» **Exercise**:
Copy the records again, substituting "premium-badge-icon" for each "premium-star-icon" and keeping everything else unchanged. Omit the pictures.

───── The records ─────

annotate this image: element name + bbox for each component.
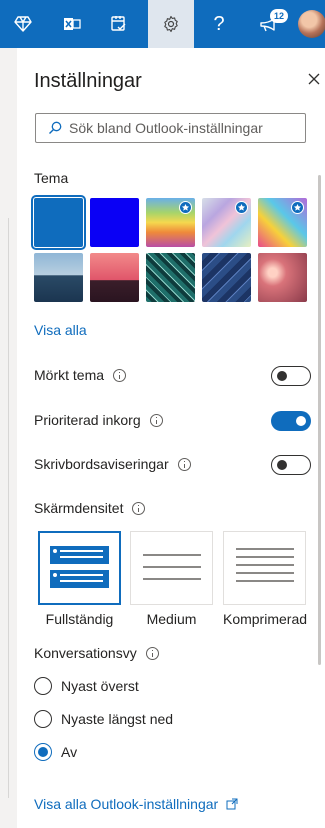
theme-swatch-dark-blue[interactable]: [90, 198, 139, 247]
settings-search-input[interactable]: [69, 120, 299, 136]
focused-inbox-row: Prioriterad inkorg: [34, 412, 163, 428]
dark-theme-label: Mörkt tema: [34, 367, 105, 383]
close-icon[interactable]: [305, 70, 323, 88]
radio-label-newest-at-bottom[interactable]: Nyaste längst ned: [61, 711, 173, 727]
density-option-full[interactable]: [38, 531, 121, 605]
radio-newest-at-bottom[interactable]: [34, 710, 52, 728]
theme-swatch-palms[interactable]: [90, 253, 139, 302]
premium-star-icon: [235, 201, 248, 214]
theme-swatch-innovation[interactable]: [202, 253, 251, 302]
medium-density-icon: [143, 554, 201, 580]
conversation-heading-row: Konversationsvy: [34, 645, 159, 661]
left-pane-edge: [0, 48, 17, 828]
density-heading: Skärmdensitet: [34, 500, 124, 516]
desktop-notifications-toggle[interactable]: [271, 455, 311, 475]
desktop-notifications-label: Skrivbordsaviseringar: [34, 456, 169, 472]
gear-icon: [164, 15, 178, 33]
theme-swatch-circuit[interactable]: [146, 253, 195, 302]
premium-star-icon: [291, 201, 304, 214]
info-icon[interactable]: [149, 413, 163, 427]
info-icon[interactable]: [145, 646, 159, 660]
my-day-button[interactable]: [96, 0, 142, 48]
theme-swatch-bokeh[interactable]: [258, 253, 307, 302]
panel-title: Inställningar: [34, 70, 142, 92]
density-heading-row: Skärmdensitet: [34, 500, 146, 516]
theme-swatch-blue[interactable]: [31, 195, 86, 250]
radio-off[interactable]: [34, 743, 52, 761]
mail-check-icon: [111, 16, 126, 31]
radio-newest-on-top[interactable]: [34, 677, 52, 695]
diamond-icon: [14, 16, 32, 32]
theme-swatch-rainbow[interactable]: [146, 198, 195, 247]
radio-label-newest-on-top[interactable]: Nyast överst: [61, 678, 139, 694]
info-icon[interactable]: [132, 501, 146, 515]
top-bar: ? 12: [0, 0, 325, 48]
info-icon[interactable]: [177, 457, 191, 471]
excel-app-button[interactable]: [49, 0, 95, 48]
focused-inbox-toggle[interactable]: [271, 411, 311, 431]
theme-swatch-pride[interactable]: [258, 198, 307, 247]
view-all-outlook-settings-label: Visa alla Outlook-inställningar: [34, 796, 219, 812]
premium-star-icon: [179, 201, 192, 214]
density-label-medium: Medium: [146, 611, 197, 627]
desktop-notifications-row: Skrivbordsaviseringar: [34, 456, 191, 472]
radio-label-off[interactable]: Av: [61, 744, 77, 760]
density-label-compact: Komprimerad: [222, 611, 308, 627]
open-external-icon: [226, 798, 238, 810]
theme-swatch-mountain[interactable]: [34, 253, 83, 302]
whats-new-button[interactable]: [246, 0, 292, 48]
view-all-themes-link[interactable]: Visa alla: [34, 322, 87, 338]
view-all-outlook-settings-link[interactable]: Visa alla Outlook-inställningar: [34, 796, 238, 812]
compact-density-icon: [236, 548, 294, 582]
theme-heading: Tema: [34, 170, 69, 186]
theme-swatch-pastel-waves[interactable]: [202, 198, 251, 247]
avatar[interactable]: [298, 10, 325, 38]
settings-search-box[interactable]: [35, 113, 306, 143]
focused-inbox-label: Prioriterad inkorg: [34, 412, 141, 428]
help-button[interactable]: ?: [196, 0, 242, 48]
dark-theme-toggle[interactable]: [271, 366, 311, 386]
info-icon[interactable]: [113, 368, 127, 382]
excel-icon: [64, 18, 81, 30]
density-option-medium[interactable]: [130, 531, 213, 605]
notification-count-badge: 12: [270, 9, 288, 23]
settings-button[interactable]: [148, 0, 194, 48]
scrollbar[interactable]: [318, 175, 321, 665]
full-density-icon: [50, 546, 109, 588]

─────

» **Expected answer**:
annotate this image: element name + bbox for each component.
theme-swatch-dark-blue[interactable]: [90, 198, 139, 247]
settings-search-input[interactable]: [69, 120, 299, 136]
focused-inbox-row: Prioriterad inkorg: [34, 412, 163, 428]
dark-theme-label: Mörkt tema: [34, 367, 105, 383]
close-icon[interactable]: [305, 70, 323, 88]
radio-label-newest-at-bottom[interactable]: Nyaste längst ned: [61, 711, 173, 727]
density-option-full[interactable]: [38, 531, 121, 605]
radio-newest-at-bottom[interactable]: [34, 710, 52, 728]
theme-swatch-palms[interactable]: [90, 253, 139, 302]
premium-badge-icon: [235, 201, 248, 214]
theme-swatch-innovation[interactable]: [202, 253, 251, 302]
medium-density-icon: [143, 554, 201, 580]
conversation-heading-row: Konversationsvy: [34, 645, 159, 661]
left-pane-edge: [0, 48, 17, 828]
density-heading: Skärmdensitet: [34, 500, 124, 516]
desktop-notifications-toggle[interactable]: [271, 455, 311, 475]
desktop-notifications-label: Skrivbordsaviseringar: [34, 456, 169, 472]
gear-icon: [164, 15, 178, 33]
theme-swatch-circuit[interactable]: [146, 253, 195, 302]
premium-badge-icon: [291, 201, 304, 214]
info-icon[interactable]: [149, 413, 163, 427]
info-icon[interactable]: [145, 646, 159, 660]
my-day-button[interactable]: [96, 0, 142, 48]
theme-swatch-bokeh[interactable]: [258, 253, 307, 302]
panel-title: Inställningar: [34, 70, 142, 92]
density-heading-row: Skärmdensitet: [34, 500, 146, 516]
theme-swatch-blue[interactable]: [31, 195, 86, 250]
radio-off[interactable]: [34, 743, 52, 761]
mail-check-icon: [111, 16, 126, 31]
radio-newest-on-top[interactable]: [34, 677, 52, 695]
diamond-icon: [14, 16, 32, 32]
theme-swatch-rainbow[interactable]: [146, 198, 195, 247]
radio-label-newest-on-top[interactable]: Nyast överst: [61, 678, 139, 694]
info-icon[interactable]: [132, 501, 146, 515]
top-bar: ? 12: [0, 0, 325, 48]
info-icon[interactable]: [177, 457, 191, 471]
excel-app-button[interactable]: [49, 0, 95, 48]
focused-inbox-toggle[interactable]: [271, 411, 311, 431]
theme-swatch-pride[interactable]: [258, 198, 307, 247]
view-all-outlook-settings-label: Visa alla Outlook-inställningar: [34, 796, 219, 812]
premium-badge-icon: [179, 201, 192, 214]
density-label-medium: Medium: [146, 611, 197, 627]
desktop-notifications-row: Skrivbordsaviseringar: [34, 456, 191, 472]
radio-label-off[interactable]: Av: [61, 744, 77, 760]
density-label-compact: Komprimerad: [222, 611, 308, 627]
open-external-icon: [226, 798, 238, 810]
theme-swatch-mountain[interactable]: [34, 253, 83, 302]
whats-new-button[interactable]: [246, 0, 292, 48]
view-all-themes-link[interactable]: Visa alla: [34, 322, 87, 338]
view-all-outlook-settings-link[interactable]: Visa alla Outlook-inställningar: [34, 796, 238, 812]
compact-density-icon: [236, 548, 294, 582]
theme-heading: Tema: [34, 170, 69, 186]
theme-swatch-pastel-waves[interactable]: [202, 198, 251, 247]
avatar[interactable]: [298, 10, 325, 38]
settings-search-box[interactable]: [35, 113, 306, 143]
focused-inbox-label: Prioriterad inkorg: [34, 412, 141, 428]
help-button[interactable]: ?: [196, 0, 242, 48]
dark-theme-toggle[interactable]: [271, 366, 311, 386]
info-icon[interactable]: [113, 368, 127, 382]
excel-icon: [64, 18, 81, 30]
density-option-medium[interactable]: [130, 531, 213, 605]
notification-count-badge: 12: [270, 9, 288, 23]
settings-button[interactable]: [148, 0, 194, 48]
scrollbar[interactable]: [318, 175, 321, 665]
full-density-icon: [50, 546, 109, 588]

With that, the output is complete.